What to do: Copy out each line featuring the string "aparelho" from the entries beneath.

Records shown:
[start]

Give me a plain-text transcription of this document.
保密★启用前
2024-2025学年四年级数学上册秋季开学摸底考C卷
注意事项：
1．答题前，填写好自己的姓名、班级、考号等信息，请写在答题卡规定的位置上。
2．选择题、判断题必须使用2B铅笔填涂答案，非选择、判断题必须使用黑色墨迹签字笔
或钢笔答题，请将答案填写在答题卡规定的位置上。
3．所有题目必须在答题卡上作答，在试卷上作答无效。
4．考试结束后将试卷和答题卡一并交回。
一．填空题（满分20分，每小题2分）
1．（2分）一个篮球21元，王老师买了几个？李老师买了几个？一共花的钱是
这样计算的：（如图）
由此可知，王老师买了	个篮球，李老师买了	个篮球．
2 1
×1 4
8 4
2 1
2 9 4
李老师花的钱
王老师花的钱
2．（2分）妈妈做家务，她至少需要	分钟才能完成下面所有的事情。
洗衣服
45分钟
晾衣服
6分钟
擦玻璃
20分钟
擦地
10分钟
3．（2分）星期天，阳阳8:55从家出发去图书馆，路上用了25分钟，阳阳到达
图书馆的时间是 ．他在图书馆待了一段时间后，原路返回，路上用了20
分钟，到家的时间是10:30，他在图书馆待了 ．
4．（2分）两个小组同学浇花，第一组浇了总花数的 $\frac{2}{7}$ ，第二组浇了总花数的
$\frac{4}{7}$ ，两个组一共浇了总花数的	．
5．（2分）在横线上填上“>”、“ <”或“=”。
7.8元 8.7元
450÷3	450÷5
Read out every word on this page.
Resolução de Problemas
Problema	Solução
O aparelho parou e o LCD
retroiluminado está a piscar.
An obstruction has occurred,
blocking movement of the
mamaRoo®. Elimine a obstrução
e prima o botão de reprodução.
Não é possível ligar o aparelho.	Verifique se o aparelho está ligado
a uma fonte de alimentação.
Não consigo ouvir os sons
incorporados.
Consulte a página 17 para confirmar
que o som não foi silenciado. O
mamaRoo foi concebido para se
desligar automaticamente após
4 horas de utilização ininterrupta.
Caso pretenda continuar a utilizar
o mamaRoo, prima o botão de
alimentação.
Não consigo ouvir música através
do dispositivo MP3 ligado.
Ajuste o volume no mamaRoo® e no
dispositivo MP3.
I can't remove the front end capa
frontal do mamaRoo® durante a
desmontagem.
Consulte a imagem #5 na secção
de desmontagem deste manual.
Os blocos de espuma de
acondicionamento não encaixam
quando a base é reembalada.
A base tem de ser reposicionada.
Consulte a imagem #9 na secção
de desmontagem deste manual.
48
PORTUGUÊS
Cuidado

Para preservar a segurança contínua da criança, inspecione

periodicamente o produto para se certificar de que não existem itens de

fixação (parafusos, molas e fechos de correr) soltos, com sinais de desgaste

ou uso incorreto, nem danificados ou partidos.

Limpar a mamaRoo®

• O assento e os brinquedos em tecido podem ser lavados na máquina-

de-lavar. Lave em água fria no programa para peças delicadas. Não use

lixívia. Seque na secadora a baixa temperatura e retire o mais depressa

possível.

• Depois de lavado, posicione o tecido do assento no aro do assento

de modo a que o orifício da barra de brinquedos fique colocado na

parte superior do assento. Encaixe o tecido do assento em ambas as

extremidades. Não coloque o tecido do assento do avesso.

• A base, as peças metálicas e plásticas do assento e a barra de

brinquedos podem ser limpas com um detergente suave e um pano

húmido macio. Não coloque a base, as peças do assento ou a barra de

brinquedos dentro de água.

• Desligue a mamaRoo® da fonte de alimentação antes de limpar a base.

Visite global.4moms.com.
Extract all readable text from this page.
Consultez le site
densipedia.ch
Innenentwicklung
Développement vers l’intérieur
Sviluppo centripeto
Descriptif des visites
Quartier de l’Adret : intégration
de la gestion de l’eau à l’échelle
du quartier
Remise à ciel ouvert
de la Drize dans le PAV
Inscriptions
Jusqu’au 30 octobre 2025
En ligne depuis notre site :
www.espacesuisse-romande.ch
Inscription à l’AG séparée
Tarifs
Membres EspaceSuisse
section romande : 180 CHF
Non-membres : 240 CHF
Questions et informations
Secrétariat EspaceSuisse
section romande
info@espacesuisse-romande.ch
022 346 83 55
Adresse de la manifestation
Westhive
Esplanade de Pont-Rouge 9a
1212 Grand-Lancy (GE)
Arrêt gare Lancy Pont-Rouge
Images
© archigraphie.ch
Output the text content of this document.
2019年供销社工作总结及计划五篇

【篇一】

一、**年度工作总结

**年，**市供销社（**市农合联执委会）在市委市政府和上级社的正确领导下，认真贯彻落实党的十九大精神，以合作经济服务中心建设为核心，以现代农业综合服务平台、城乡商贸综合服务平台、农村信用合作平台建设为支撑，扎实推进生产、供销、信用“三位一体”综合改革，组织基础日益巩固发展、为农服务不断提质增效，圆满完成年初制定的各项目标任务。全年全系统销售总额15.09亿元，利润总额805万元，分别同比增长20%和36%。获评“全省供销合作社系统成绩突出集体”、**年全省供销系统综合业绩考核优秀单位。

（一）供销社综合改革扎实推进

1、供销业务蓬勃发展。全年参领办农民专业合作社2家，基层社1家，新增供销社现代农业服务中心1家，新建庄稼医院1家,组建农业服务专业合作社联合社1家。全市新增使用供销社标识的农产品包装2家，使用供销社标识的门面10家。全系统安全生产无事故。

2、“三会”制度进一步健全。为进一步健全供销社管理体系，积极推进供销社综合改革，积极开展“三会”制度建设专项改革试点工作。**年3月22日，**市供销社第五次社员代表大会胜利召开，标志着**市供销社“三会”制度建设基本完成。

[end]

Written solution:
O aparelho parou e o LCD
Não é possível ligar o aparelho.	Verifique se o aparelho está ligado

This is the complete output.